─── Provided data ───

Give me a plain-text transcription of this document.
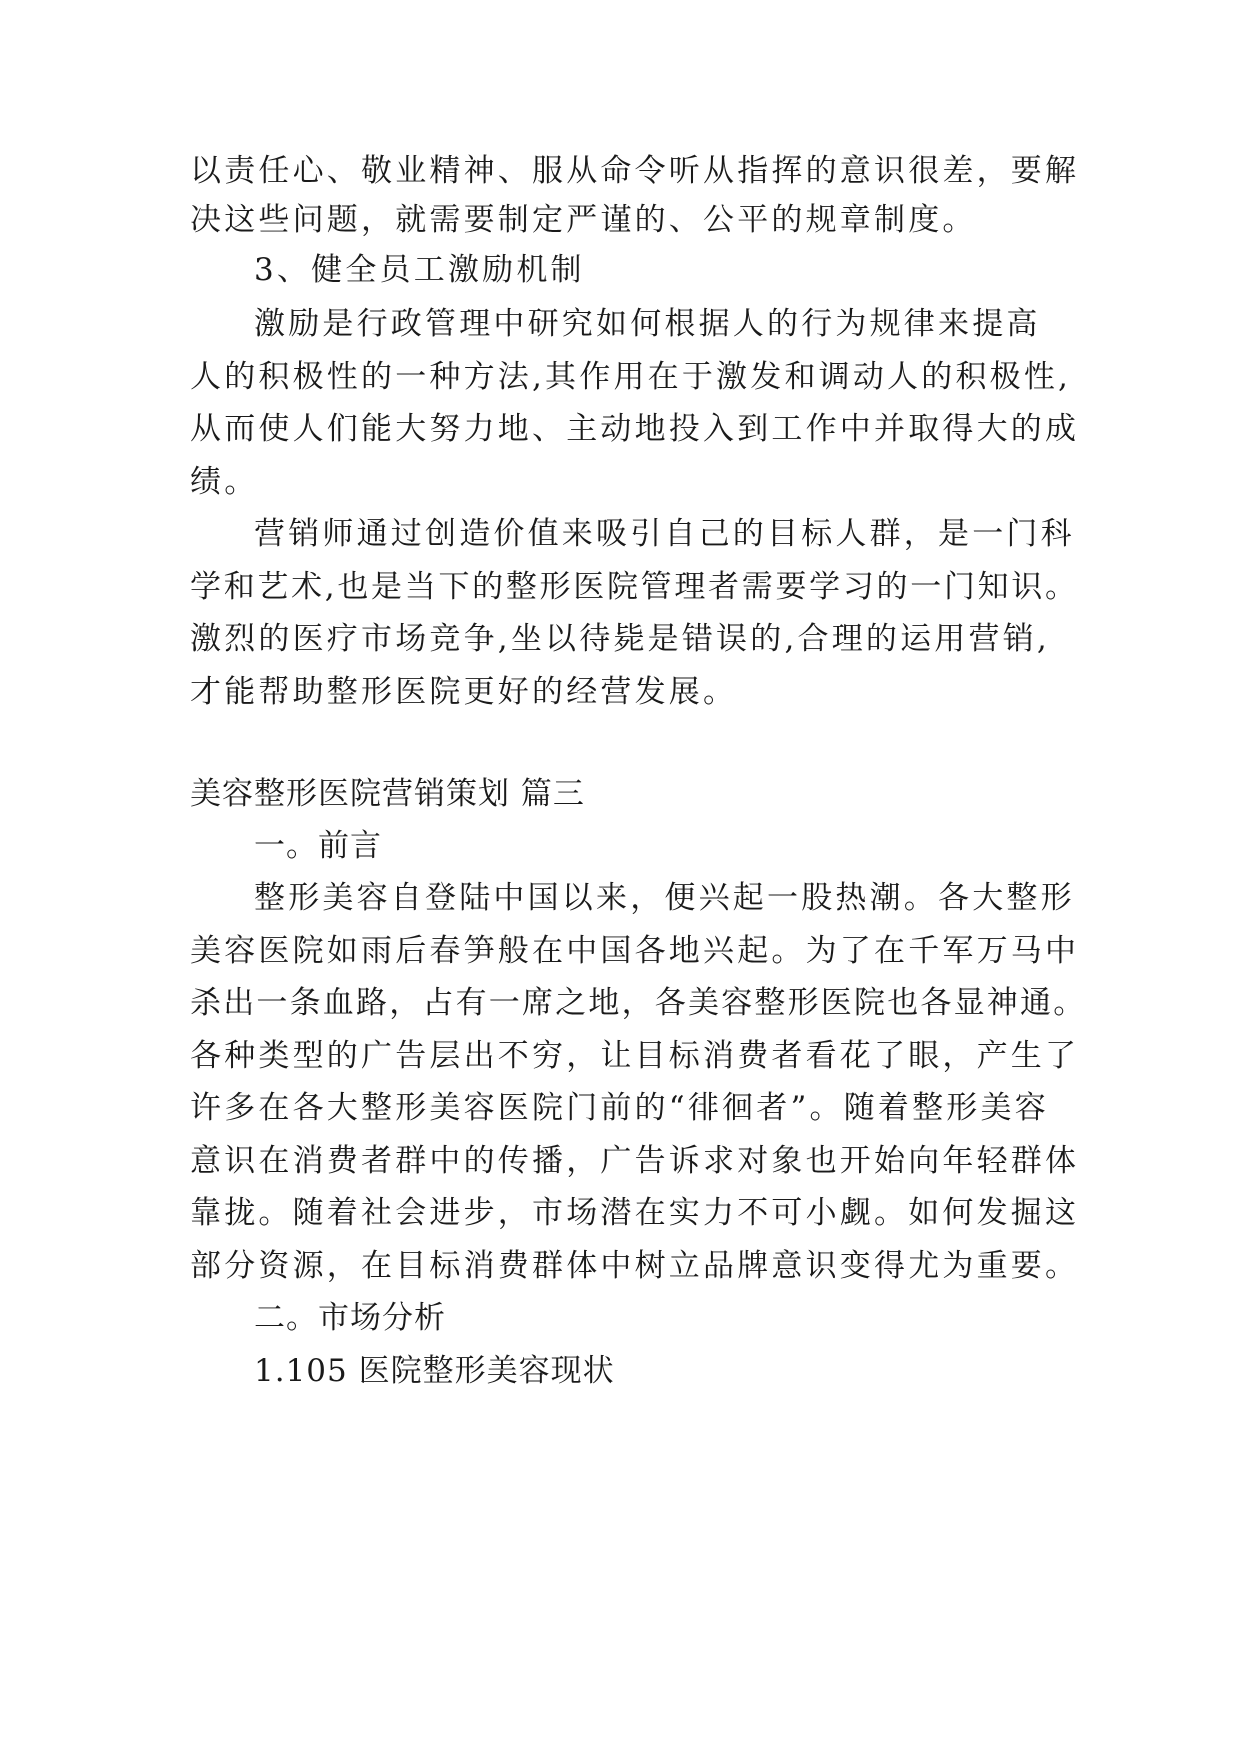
以责任心、敬业精神、服从命令听从指挥的意识很差，要解
决这些问题，就需要制定严谨的、公平的规章制度。
3、健全员工激励机制
激励是行政管理中研究如何根据人的行为规律来提高
人的积极性的一种方法,其作用在于激发和调动人的积极性,
从而使人们能大努力地、主动地投入到工作中并取得大的成
绩。
营销师通过创造价值来吸引自己的目标人群，是一门科
学和艺术,也是当下的整形医院管理者需要学习的一门知识。
激烈的医疗市场竞争,坐以待毙是错误的,合理的运用营销,
才能帮助整形医院更好的经营发展。
美容整形医院营销策划 篇三
一。前言
整形美容自登陆中国以来，便兴起一股热潮。各大整形
美容医院如雨后春笋般在中国各地兴起。为了在千军万马中
杀出一条血路，占有一席之地，各美容整形医院也各显神通。
各种类型的广告层出不穷，让目标消费者看花了眼，产生了
许多在各大整形美容医院门前的“徘徊者”。随着整形美容
意识在消费者群中的传播，广告诉求对象也开始向年轻群体
靠拢。随着社会进步，市场潜在实力不可小觑。如何发掘这
部分资源，在目标消费群体中树立品牌意识变得尤为重要。
二。市场分析
1.105 医院整形美容现状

───

Work to do —
Every record above should be transcribed exactly; the pictures stay out of the copy.

Answer for this exercise —
Give me a plain-text transcription of this document.
以责任心、敬业精神、服从命令听从指挥的意识很差，要解
决这些问题，就需要制定严谨的、公平的规章制度。
3、健全员工激励机制
激励是行政管理中研究如何根据人的行为规律来提高
人的积极性的一种方法,其作用在于激发和调动人的积极性,
从而使人们能大努力地、主动地投入到工作中并取得大的成
绩。
营销师通过创造价值来吸引自己的目标人群，是一门科
学和艺术,也是当下的整形医院管理者需要学习的一门知识。
激烈的医疗市场竞争,坐以待毙是错误的,合理的运用营销,
才能帮助整形医院更好的经营发展。
美容整形医院营销策划 篇三
一。前言
整形美容自登陆中国以来，便兴起一股热潮。各大整形
美容医院如雨后春笋般在中国各地兴起。为了在千军万马中
杀出一条血路，占有一席之地，各美容整形医院也各显神通。
各种类型的广告层出不穷，让目标消费者看花了眼，产生了
许多在各大整形美容医院门前的“徘徊者”。随着整形美容
意识在消费者群中的传播，广告诉求对象也开始向年轻群体
靠拢。随着社会进步，市场潜在实力不可小觑。如何发掘这
部分资源，在目标消费群体中树立品牌意识变得尤为重要。
二。市场分析
1.105 医院整形美容现状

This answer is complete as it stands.